Problem details
Each line of the data that includes the string "blur" is to be copied out.

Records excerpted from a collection
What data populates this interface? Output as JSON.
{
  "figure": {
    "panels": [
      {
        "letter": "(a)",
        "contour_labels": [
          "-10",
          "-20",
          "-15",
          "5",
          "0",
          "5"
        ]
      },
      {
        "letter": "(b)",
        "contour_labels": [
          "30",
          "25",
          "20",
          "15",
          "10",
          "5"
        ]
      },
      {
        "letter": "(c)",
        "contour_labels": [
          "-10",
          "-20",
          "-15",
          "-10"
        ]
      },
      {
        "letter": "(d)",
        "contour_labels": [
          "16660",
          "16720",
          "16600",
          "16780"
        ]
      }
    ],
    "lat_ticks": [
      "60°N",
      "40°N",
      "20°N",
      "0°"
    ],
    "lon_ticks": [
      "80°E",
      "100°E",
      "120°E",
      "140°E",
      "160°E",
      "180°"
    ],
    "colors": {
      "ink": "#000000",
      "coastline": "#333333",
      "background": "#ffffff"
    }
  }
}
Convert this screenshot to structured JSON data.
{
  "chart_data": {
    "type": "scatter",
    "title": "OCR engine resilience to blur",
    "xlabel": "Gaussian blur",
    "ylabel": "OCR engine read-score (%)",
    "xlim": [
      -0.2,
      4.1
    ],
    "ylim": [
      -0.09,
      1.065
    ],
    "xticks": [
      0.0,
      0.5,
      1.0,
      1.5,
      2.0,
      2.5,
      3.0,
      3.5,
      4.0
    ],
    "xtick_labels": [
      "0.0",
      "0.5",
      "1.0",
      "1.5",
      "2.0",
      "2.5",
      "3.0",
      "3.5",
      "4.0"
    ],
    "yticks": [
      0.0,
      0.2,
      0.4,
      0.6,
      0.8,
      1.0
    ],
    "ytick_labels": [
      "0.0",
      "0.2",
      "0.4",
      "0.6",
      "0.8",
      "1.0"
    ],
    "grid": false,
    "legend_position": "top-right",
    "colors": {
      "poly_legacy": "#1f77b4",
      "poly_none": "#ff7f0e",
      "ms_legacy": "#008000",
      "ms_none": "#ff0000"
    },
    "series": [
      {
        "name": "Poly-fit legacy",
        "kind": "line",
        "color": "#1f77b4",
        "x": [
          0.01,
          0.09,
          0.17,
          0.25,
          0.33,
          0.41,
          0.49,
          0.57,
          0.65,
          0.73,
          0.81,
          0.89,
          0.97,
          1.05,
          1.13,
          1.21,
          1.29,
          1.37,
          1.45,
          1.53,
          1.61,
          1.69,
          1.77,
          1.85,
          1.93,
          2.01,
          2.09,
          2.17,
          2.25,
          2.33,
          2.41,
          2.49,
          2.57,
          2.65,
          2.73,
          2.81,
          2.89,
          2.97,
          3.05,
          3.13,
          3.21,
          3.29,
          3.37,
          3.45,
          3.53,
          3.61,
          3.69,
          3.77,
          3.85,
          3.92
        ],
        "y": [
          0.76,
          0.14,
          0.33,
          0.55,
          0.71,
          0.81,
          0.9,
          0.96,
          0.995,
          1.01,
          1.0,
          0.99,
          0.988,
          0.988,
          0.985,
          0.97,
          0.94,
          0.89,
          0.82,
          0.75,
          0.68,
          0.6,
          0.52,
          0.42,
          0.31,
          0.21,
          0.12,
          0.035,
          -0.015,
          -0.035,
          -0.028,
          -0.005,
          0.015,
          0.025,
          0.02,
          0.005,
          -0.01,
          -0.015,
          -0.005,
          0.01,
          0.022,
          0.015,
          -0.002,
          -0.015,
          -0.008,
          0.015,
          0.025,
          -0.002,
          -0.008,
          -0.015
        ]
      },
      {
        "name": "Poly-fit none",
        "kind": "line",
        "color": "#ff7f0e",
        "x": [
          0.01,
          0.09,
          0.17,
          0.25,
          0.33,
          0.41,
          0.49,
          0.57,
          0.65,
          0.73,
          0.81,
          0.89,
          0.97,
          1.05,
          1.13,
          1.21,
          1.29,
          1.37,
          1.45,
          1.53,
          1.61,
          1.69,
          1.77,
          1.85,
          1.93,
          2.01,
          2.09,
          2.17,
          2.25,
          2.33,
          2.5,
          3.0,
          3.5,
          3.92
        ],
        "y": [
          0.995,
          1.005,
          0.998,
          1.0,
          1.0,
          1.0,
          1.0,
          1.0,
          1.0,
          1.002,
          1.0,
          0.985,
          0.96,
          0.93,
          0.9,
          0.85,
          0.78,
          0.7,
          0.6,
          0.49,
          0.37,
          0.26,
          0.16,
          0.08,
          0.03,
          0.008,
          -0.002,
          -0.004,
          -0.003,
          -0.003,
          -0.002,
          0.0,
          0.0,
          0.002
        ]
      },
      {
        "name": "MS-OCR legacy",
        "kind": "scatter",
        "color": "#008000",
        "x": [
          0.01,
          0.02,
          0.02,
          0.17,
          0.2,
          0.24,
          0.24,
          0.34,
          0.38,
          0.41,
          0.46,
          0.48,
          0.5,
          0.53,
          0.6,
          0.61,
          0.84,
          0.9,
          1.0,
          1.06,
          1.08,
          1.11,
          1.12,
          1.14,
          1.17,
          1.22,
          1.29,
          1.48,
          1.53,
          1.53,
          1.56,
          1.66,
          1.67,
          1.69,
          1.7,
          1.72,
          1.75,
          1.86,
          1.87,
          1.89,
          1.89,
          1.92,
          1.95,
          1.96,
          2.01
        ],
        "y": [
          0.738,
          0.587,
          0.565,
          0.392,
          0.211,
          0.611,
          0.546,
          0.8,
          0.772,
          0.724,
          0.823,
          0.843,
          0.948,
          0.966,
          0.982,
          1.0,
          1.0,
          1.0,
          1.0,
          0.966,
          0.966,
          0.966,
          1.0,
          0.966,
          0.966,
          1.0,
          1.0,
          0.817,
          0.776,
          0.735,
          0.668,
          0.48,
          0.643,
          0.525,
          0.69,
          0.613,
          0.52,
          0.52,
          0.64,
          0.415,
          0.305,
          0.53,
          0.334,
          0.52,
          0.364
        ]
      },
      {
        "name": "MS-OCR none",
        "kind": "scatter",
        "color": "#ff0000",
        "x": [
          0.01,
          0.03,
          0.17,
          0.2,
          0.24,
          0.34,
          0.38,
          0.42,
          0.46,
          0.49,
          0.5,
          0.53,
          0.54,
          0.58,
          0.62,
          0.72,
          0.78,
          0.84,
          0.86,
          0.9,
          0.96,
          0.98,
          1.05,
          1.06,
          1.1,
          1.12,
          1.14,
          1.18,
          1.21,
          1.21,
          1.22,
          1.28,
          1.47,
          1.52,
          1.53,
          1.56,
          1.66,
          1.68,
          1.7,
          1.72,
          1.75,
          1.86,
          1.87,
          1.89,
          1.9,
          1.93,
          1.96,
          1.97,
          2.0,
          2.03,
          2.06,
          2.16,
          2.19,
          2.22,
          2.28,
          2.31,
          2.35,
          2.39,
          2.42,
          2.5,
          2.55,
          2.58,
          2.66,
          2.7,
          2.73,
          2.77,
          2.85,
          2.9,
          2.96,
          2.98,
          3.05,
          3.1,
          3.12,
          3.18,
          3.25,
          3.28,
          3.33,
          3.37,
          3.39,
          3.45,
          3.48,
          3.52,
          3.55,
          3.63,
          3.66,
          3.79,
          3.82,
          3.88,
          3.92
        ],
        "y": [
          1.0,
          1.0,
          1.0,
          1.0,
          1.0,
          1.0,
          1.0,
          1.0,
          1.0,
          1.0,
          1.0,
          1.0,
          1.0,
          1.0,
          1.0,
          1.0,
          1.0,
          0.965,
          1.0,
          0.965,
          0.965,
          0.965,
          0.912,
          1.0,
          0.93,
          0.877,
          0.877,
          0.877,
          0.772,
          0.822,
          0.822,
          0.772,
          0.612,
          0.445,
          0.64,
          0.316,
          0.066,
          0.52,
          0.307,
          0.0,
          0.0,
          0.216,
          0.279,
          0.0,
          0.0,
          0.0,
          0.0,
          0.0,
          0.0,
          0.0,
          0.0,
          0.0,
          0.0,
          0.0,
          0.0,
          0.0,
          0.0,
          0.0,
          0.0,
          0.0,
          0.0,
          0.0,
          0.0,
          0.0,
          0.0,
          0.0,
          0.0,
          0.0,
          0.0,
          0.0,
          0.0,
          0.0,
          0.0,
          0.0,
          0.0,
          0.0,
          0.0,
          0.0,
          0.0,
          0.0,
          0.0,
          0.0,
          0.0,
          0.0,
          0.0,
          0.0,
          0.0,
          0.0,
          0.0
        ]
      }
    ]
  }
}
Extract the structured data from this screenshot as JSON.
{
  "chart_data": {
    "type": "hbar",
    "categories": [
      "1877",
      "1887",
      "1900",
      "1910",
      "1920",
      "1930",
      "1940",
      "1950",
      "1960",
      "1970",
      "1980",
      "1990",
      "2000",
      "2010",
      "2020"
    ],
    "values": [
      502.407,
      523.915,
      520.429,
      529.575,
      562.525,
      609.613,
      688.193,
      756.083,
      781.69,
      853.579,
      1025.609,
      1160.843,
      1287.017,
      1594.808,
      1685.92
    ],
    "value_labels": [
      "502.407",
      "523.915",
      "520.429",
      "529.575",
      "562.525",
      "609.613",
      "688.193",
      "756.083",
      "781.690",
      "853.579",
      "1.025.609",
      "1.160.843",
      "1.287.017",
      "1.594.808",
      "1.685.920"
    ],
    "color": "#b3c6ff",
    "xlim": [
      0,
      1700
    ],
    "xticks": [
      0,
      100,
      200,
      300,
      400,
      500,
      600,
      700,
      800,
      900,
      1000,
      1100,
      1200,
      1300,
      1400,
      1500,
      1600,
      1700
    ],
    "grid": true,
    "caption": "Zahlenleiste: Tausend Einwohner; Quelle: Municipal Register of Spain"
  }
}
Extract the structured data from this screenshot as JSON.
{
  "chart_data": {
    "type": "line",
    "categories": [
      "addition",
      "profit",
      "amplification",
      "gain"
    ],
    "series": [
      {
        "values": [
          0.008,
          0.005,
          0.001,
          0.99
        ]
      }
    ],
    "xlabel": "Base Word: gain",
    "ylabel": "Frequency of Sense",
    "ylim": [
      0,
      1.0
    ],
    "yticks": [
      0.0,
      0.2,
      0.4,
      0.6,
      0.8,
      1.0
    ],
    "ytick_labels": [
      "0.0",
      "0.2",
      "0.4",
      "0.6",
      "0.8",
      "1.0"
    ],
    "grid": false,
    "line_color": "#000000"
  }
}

Solution to the exercise
    "title": "OCR engine resilience to blur",
    "xlabel": "Gaussian blur",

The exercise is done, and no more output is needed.